begin SUPPLIED INFORMATION

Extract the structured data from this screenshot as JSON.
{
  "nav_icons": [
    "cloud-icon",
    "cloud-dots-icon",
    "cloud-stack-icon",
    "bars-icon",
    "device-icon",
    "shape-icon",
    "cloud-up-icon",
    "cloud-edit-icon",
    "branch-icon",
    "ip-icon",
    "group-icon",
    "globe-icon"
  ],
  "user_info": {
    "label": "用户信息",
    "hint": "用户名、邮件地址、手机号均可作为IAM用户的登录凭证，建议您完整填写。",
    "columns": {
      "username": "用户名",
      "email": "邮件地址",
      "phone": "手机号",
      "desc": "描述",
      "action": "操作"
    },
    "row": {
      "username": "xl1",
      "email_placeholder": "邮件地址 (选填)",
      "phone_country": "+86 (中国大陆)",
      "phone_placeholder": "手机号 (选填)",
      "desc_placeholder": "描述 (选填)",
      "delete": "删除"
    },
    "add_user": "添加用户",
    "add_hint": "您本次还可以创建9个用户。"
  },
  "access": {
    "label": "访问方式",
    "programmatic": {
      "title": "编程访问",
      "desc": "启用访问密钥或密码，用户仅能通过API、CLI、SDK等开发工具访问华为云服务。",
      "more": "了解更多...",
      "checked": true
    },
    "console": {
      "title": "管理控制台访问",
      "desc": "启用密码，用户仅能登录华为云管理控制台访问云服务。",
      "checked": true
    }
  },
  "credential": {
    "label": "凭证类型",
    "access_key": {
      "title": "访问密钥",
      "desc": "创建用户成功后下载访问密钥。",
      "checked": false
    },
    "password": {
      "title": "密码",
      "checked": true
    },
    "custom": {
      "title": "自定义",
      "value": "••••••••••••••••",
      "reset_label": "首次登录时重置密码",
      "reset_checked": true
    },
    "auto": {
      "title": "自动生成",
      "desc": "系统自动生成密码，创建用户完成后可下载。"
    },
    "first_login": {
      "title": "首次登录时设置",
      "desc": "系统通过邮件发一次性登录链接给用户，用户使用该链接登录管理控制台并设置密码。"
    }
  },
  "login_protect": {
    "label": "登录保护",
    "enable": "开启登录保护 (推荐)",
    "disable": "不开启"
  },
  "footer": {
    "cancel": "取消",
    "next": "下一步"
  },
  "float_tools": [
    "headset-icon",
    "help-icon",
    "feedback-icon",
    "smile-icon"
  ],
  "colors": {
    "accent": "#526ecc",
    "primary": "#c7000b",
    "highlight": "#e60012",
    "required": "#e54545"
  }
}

end SUPPLIED INFORMATION

WORK REQUIRED
Extract all the material, leaving every line as it is.

WRITTEN SOLUTION
Extract the structured data from this screenshot as JSON.
{
  "nav_icons": [
    "cloud-icon",
    "cloud-dots-icon",
    "cloud-stack-icon",
    "bars-icon",
    "device-icon",
    "shape-icon",
    "cloud-up-icon",
    "cloud-edit-icon",
    "branch-icon",
    "ip-icon",
    "group-icon",
    "globe-icon"
  ],
  "user_info": {
    "label": "用户信息",
    "hint": "用户名、邮件地址、手机号均可作为IAM用户的登录凭证，建议您完整填写。",
    "columns": {
      "username": "用户名",
      "email": "邮件地址",
      "phone": "手机号",
      "desc": "描述",
      "action": "操作"
    },
    "row": {
      "username": "xl1",
      "email_placeholder": "邮件地址 (选填)",
      "phone_country": "+86 (中国大陆)",
      "phone_placeholder": "手机号 (选填)",
      "desc_placeholder": "描述 (选填)",
      "delete": "删除"
    },
    "add_user": "添加用户",
    "add_hint": "您本次还可以创建9个用户。"
  },
  "access": {
    "label": "访问方式",
    "programmatic": {
      "title": "编程访问",
      "desc": "启用访问密钥或密码，用户仅能通过API、CLI、SDK等开发工具访问华为云服务。",
      "more": "了解更多...",
      "checked": true
    },
    "console": {
      "title": "管理控制台访问",
      "desc": "启用密码，用户仅能登录华为云管理控制台访问云服务。",
      "checked": true
    }
  },
  "credential": {
    "label": "凭证类型",
    "access_key": {
      "title": "访问密钥",
      "desc": "创建用户成功后下载访问密钥。",
      "checked": false
    },
    "password": {
      "title": "密码",
      "checked": true
    },
    "custom": {
      "title": "自定义",
      "value": "••••••••••••••••",
      "reset_label": "首次登录时重置密码",
      "reset_checked": true
    },
    "auto": {
      "title": "自动生成",
      "desc": "系统自动生成密码，创建用户完成后可下载。"
    },
    "first_login": {
      "title": "首次登录时设置",
      "desc": "系统通过邮件发一次性登录链接给用户，用户使用该链接登录管理控制台并设置密码。"
    }
  },
  "login_protect": {
    "label": "登录保护",
    "enable": "开启登录保护 (推荐)",
    "disable": "不开启"
  },
  "footer": {
    "cancel": "取消",
    "next": "下一步"
  },
  "float_tools": [
    "headset-icon",
    "help-icon",
    "feedback-icon",
    "smile-icon"
  ],
  "colors": {
    "accent": "#526ecc",
    "primary": "#c7000b",
    "highlight": "#e60012",
    "required": "#e54545"
  }
}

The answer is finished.